Work to do:
Wherever the word "marker" shows up in a line, please copy that line.
==============================
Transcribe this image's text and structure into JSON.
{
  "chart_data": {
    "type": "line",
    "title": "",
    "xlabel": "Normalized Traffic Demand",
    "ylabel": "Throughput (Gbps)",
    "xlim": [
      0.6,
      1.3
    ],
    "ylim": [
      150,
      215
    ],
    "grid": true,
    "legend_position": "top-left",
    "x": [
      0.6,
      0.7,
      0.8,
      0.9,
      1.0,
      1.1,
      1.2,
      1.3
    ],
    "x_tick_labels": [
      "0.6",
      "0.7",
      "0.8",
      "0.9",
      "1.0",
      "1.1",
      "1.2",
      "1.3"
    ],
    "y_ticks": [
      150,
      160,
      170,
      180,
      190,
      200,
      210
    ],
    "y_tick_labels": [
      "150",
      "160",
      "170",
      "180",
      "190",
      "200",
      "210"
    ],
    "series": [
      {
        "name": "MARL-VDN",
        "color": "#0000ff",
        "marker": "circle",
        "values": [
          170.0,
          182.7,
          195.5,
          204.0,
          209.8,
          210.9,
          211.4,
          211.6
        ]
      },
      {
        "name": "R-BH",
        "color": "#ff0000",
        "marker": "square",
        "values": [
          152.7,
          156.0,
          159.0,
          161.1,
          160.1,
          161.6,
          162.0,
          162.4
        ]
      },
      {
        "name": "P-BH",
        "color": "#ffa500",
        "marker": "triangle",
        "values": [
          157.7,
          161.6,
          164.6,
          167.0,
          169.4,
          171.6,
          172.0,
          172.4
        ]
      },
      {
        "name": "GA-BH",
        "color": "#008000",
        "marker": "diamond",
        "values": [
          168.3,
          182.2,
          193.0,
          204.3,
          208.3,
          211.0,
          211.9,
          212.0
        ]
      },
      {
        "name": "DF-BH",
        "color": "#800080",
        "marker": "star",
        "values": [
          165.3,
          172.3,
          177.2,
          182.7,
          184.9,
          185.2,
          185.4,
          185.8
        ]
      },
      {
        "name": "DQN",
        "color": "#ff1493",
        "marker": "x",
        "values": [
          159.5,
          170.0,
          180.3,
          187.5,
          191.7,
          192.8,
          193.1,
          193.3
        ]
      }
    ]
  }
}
==============================
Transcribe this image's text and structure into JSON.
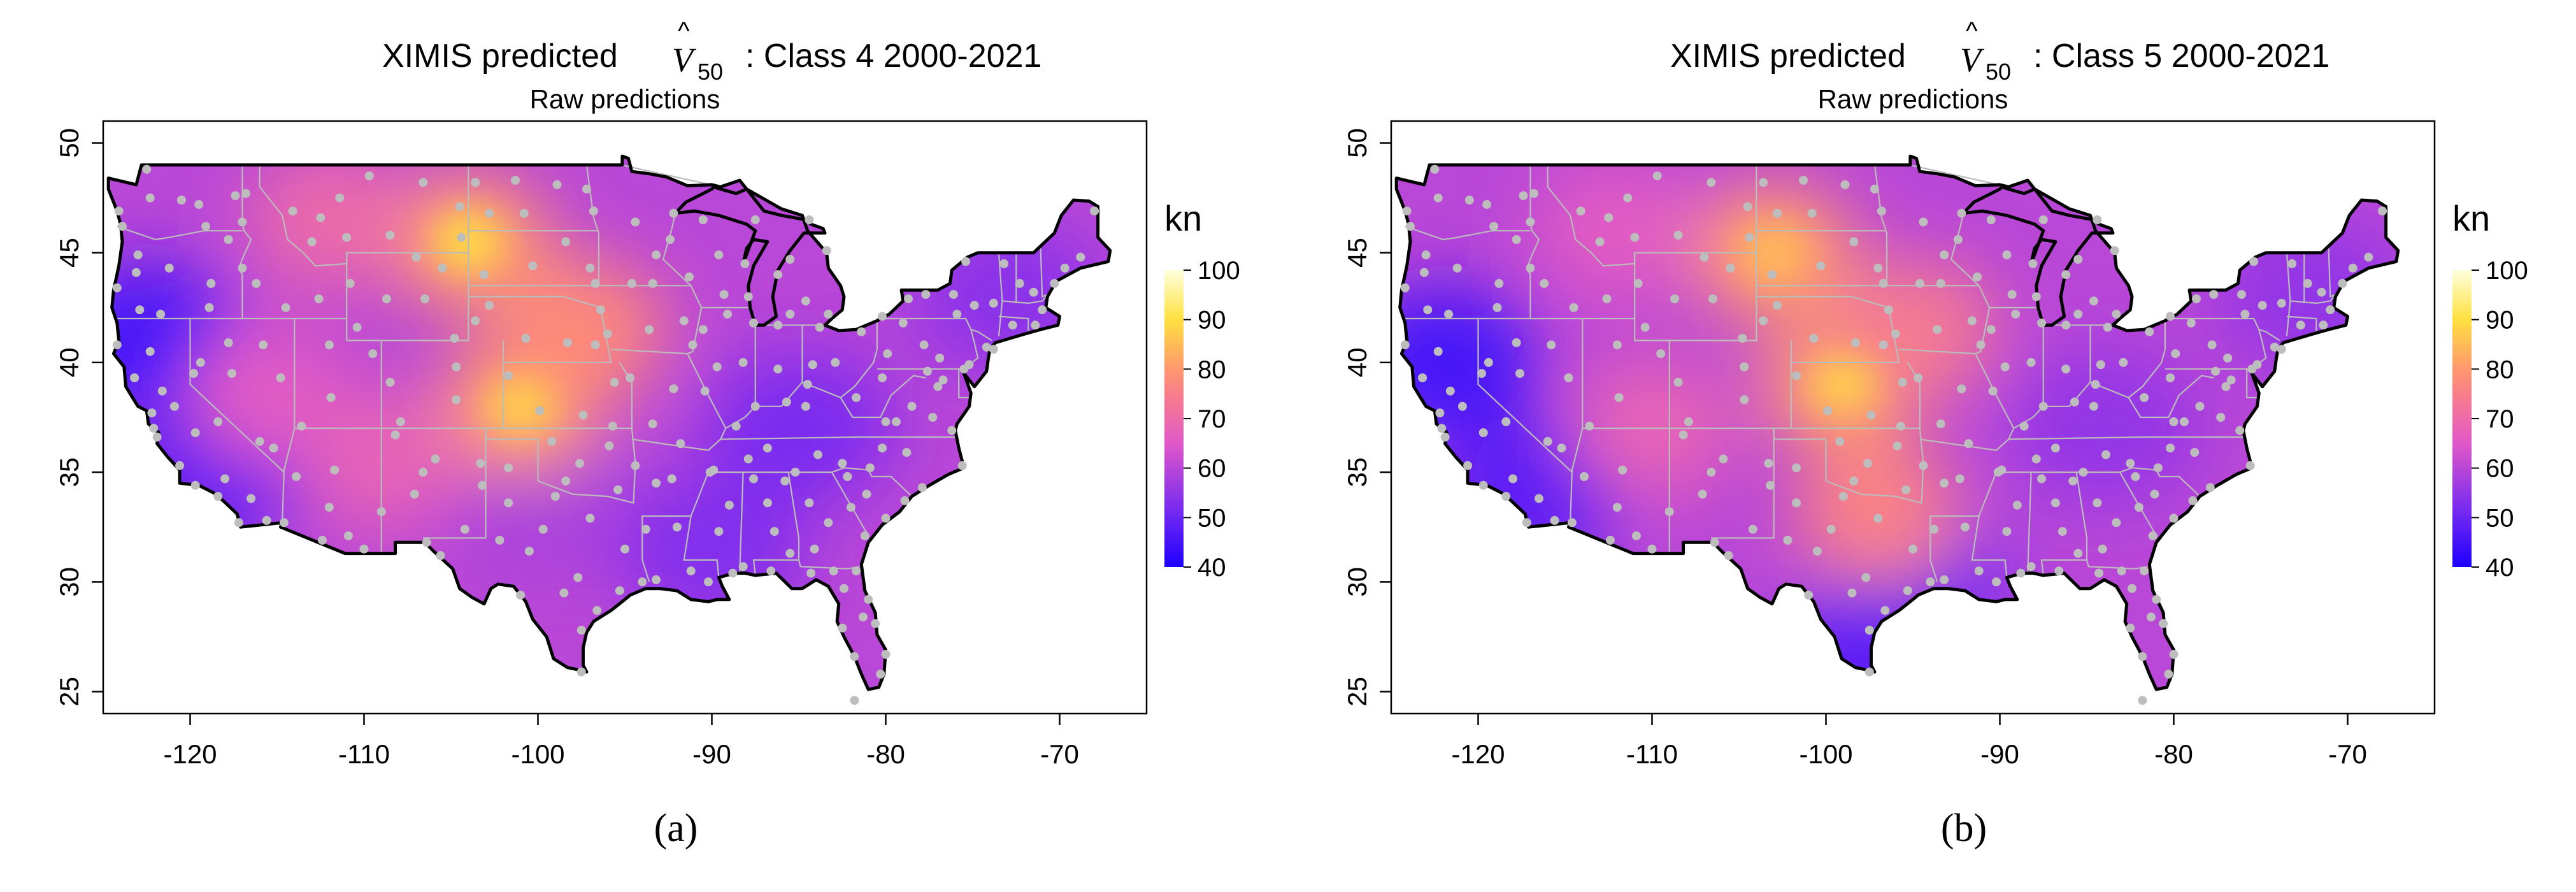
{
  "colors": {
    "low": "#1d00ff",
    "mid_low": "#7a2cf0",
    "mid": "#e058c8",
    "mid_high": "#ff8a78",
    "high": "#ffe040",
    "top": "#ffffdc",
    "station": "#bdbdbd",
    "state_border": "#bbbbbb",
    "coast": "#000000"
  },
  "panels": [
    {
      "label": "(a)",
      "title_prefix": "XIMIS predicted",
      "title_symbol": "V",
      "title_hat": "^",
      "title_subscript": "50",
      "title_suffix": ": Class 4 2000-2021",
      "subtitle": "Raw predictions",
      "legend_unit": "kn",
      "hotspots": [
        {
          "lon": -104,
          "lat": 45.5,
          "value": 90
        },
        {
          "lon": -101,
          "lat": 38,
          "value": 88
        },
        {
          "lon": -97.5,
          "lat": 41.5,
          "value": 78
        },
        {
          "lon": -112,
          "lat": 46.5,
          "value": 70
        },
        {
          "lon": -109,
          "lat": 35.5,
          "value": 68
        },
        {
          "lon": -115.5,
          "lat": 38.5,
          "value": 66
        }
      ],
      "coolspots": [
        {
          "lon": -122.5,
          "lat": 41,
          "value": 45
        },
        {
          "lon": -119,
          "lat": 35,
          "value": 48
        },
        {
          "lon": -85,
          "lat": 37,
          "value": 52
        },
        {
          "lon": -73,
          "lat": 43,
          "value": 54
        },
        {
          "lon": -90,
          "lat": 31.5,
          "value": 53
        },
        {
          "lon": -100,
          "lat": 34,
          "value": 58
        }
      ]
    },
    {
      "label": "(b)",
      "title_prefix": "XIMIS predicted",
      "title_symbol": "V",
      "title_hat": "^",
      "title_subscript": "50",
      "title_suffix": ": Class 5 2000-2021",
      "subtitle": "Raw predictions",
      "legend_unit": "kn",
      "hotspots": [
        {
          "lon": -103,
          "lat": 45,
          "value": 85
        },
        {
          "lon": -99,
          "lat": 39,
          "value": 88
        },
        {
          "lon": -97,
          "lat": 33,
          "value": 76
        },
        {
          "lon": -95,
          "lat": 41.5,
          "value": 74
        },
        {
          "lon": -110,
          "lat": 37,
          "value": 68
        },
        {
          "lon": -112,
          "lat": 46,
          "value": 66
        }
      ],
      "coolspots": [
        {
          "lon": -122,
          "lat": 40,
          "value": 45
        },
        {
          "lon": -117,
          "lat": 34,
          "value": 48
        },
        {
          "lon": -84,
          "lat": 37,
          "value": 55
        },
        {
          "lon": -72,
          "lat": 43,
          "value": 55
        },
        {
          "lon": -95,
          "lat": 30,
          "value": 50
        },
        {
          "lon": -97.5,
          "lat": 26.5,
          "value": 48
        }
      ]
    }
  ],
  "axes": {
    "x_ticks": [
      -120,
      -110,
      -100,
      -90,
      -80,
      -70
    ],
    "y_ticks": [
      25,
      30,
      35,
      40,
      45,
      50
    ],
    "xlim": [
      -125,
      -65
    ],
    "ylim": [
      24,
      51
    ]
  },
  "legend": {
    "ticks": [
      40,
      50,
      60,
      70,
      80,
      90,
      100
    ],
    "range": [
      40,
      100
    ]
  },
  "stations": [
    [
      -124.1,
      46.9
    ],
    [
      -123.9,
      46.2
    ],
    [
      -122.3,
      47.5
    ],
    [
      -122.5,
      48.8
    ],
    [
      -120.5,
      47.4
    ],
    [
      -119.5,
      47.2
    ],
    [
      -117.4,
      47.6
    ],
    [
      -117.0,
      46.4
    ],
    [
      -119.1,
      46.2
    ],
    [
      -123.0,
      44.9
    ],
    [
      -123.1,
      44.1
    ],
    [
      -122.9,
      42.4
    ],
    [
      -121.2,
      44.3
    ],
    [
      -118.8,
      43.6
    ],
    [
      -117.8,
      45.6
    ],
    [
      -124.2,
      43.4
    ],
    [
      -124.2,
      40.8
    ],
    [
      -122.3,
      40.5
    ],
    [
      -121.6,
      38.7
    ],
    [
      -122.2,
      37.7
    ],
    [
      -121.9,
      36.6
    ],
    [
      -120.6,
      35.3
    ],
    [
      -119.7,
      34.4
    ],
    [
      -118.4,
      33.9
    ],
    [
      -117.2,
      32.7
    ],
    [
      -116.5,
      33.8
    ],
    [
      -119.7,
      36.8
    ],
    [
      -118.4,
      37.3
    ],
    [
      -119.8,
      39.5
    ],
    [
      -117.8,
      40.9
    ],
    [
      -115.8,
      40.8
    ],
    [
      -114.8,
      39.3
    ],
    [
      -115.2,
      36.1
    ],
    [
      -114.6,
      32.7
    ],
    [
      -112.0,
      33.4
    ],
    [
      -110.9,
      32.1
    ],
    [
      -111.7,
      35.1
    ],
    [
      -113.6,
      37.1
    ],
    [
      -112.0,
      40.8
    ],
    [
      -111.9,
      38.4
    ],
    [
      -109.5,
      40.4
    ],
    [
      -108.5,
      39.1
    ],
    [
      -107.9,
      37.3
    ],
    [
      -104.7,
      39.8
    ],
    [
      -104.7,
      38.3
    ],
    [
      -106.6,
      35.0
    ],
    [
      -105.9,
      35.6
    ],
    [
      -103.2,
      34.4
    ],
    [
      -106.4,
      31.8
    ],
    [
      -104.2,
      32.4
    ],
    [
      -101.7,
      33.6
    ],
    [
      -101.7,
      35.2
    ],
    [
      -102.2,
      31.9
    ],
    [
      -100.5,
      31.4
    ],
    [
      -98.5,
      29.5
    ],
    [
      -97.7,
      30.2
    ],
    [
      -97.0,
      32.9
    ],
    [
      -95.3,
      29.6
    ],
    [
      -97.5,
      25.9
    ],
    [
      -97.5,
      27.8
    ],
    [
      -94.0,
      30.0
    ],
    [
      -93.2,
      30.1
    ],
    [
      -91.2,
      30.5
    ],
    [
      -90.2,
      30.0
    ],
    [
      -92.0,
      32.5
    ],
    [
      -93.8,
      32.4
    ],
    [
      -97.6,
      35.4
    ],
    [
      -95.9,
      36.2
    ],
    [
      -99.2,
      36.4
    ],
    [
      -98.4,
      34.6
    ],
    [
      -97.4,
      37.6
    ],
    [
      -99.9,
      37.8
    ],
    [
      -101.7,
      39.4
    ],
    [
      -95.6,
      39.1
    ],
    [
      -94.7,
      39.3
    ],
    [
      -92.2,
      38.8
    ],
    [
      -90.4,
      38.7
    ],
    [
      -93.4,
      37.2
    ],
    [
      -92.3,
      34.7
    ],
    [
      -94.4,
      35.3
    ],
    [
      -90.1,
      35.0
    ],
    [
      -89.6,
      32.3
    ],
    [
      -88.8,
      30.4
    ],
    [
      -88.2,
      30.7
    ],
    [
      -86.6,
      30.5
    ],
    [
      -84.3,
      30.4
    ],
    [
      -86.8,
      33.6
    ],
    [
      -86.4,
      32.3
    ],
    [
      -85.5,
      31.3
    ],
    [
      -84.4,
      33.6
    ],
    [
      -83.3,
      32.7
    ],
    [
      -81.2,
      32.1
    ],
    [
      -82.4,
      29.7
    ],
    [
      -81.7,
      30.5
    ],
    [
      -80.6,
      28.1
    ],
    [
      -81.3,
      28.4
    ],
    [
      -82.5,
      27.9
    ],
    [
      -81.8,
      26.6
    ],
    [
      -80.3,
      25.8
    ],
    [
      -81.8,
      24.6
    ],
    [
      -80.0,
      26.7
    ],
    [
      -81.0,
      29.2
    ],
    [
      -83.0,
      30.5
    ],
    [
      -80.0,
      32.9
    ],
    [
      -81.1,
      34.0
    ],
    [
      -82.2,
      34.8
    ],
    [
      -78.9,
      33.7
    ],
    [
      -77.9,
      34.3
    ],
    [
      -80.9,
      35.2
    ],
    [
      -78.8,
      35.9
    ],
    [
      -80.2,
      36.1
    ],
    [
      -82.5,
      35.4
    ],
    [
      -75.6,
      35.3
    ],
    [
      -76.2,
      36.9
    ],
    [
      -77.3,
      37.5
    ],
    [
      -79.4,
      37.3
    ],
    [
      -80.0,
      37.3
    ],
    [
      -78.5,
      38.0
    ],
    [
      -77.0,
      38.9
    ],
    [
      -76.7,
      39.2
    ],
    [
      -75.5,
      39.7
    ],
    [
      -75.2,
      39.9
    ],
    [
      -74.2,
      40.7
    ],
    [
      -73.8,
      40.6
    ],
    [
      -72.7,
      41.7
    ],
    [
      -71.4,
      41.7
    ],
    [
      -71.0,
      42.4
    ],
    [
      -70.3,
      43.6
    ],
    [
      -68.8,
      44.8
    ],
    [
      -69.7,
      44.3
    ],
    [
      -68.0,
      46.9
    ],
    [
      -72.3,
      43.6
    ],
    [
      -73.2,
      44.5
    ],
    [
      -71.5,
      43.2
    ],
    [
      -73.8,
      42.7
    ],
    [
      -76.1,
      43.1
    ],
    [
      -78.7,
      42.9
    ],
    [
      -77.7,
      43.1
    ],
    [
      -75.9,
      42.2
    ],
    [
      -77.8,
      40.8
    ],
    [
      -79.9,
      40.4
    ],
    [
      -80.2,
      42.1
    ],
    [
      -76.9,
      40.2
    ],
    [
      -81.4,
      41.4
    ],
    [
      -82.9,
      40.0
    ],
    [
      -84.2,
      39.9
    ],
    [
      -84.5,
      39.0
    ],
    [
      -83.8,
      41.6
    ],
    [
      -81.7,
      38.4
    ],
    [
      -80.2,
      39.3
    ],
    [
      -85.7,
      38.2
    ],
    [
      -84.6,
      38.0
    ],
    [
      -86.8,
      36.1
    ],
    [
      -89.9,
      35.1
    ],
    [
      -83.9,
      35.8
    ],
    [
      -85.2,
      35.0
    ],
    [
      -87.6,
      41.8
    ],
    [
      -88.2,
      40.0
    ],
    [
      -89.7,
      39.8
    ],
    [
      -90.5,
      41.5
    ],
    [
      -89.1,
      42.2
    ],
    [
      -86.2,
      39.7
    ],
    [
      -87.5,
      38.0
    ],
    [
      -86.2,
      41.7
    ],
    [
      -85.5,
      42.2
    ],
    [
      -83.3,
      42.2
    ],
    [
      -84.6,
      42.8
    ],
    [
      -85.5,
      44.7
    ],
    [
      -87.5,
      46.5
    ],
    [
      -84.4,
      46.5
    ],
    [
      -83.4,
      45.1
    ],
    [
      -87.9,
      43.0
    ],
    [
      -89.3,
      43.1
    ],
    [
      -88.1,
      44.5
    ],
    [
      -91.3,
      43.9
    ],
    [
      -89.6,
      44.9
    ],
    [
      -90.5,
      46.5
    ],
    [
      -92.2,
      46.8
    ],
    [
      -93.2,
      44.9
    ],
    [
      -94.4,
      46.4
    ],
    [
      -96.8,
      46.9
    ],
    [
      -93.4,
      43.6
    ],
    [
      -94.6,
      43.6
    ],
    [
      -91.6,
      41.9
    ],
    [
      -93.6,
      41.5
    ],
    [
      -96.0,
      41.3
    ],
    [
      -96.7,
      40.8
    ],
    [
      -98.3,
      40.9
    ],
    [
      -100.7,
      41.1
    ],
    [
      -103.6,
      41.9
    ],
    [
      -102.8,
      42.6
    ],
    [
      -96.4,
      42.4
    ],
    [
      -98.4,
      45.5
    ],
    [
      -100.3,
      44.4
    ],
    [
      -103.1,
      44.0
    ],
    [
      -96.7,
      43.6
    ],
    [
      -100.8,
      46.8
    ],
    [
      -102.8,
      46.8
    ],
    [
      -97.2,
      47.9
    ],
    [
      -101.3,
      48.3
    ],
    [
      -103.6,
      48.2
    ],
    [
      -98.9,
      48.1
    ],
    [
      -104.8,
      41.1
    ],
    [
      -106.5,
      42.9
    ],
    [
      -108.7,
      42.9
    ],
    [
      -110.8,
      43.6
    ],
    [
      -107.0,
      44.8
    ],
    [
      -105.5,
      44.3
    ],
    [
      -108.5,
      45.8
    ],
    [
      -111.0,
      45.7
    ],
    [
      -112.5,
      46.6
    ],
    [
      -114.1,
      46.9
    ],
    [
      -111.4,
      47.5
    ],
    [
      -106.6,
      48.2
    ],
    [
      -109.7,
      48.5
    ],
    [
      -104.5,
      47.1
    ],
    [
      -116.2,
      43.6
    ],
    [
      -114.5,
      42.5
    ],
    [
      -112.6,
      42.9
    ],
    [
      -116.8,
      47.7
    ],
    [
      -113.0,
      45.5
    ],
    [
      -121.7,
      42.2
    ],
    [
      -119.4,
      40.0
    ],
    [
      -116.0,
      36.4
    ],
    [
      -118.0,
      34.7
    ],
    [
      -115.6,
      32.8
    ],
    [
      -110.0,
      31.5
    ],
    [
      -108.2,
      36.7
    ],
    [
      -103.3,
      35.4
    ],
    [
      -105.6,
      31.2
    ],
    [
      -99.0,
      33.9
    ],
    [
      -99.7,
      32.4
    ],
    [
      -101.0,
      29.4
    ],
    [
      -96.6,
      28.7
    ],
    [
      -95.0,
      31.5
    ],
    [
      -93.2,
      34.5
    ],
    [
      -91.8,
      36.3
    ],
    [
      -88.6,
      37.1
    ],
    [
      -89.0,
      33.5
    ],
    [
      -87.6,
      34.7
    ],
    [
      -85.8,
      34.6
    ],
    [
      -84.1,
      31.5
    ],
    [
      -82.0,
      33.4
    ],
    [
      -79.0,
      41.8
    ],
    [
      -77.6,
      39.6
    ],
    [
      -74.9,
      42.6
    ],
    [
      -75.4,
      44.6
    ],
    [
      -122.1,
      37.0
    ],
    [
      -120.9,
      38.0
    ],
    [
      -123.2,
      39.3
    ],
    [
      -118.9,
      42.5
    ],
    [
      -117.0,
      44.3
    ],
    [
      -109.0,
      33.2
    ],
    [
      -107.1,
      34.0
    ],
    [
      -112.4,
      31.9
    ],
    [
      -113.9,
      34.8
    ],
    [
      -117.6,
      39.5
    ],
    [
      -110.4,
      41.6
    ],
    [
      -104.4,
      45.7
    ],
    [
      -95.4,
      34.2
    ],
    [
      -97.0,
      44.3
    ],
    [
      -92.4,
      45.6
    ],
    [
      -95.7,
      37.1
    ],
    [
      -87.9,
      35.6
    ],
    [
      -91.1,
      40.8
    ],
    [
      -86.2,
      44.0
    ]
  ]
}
==============================
Output for this exercise:
        "marker": "circle",
        "marker": "square",
        "marker": "triangle",
        "marker": "diamond",
        "marker": "star",
        "marker": "x",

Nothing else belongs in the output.